[Data records]
====

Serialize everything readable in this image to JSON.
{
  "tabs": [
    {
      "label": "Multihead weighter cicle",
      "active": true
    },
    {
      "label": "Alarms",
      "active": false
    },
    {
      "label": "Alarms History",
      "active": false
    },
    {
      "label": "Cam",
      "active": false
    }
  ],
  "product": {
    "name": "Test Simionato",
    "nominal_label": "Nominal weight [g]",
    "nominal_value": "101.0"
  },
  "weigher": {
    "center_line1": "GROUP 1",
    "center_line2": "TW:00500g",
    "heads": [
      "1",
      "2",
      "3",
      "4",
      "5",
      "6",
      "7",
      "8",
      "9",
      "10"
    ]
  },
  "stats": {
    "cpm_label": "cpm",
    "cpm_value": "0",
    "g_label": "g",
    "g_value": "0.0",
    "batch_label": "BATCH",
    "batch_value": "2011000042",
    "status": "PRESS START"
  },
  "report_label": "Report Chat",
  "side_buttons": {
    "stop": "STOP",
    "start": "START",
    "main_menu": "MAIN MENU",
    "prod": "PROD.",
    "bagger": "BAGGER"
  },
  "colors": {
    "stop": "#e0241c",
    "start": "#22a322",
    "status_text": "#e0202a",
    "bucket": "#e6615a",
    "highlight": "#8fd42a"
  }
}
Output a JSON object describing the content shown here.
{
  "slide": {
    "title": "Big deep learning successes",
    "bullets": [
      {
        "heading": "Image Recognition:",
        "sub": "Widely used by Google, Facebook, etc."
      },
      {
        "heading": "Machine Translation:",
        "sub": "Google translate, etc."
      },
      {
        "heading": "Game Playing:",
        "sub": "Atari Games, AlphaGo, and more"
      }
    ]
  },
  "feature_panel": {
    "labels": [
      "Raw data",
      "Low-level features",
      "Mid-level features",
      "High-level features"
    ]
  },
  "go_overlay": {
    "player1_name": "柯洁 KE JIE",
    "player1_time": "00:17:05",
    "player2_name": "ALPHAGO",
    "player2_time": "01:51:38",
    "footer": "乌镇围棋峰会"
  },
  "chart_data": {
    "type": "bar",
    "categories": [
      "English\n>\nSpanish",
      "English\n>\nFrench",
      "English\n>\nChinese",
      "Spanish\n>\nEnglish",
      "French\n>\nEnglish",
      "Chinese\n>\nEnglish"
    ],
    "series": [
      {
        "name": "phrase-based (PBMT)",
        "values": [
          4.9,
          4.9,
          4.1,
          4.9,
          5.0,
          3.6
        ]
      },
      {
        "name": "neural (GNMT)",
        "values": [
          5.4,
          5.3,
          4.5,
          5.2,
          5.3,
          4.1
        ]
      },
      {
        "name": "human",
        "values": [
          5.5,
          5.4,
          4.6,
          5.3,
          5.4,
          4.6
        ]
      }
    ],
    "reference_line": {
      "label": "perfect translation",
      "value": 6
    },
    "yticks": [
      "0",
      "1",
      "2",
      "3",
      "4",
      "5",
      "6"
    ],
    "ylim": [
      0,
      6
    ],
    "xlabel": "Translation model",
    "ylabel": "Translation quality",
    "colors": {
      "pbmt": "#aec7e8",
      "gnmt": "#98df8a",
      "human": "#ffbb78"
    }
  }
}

====

Retype the listing above in full, with no alterations.

**Answer to the exercise**
Serialize everything readable in this image to JSON.
{
  "tabs": [
    {
      "label": "Multihead weighter cicle",
      "active": true
    },
    {
      "label": "Alarms",
      "active": false
    },
    {
      "label": "Alarms History",
      "active": false
    },
    {
      "label": "Cam",
      "active": false
    }
  ],
  "product": {
    "name": "Test Simionato",
    "nominal_label": "Nominal weight [g]",
    "nominal_value": "101.0"
  },
  "weigher": {
    "center_line1": "GROUP 1",
    "center_line2": "TW:00500g",
    "heads": [
      "1",
      "2",
      "3",
      "4",
      "5",
      "6",
      "7",
      "8",
      "9",
      "10"
    ]
  },
  "stats": {
    "cpm_label": "cpm",
    "cpm_value": "0",
    "g_label": "g",
    "g_value": "0.0",
    "batch_label": "BATCH",
    "batch_value": "2011000042",
    "status": "PRESS START"
  },
  "report_label": "Report Chat",
  "side_buttons": {
    "stop": "STOP",
    "start": "START",
    "main_menu": "MAIN MENU",
    "prod": "PROD.",
    "bagger": "BAGGER"
  },
  "colors": {
    "stop": "#e0241c",
    "start": "#22a322",
    "status_text": "#e0202a",
    "bucket": "#e6615a",
    "highlight": "#8fd42a"
  }
}
Output a JSON object describing the content shown here.
{
  "slide": {
    "title": "Big deep learning successes",
    "bullets": [
      {
        "heading": "Image Recognition:",
        "sub": "Widely used by Google, Facebook, etc."
      },
      {
        "heading": "Machine Translation:",
        "sub": "Google translate, etc."
      },
      {
        "heading": "Game Playing:",
        "sub": "Atari Games, AlphaGo, and more"
      }
    ]
  },
  "feature_panel": {
    "labels": [
      "Raw data",
      "Low-level features",
      "Mid-level features",
      "High-level features"
    ]
  },
  "go_overlay": {
    "player1_name": "柯洁 KE JIE",
    "player1_time": "00:17:05",
    "player2_name": "ALPHAGO",
    "player2_time": "01:51:38",
    "footer": "乌镇围棋峰会"
  },
  "chart_data": {
    "type": "bar",
    "categories": [
      "English\n>\nSpanish",
      "English\n>\nFrench",
      "English\n>\nChinese",
      "Spanish\n>\nEnglish",
      "French\n>\nEnglish",
      "Chinese\n>\nEnglish"
    ],
    "series": [
      {
        "name": "phrase-based (PBMT)",
        "values": [
          4.9,
          4.9,
          4.1,
          4.9,
          5.0,
          3.6
        ]
      },
      {
        "name": "neural (GNMT)",
        "values": [
          5.4,
          5.3,
          4.5,
          5.2,
          5.3,
          4.1
        ]
      },
      {
        "name": "human",
        "values": [
          5.5,
          5.4,
          4.6,
          5.3,
          5.4,
          4.6
        ]
      }
    ],
    "reference_line": {
      "label": "perfect translation",
      "value": 6
    },
    "yticks": [
      "0",
      "1",
      "2",
      "3",
      "4",
      "5",
      "6"
    ],
    "ylim": [
      0,
      6
    ],
    "xlabel": "Translation model",
    "ylabel": "Translation quality",
    "colors": {
      "pbmt": "#aec7e8",
      "gnmt": "#98df8a",
      "human": "#ffbb78"
    }
  }
}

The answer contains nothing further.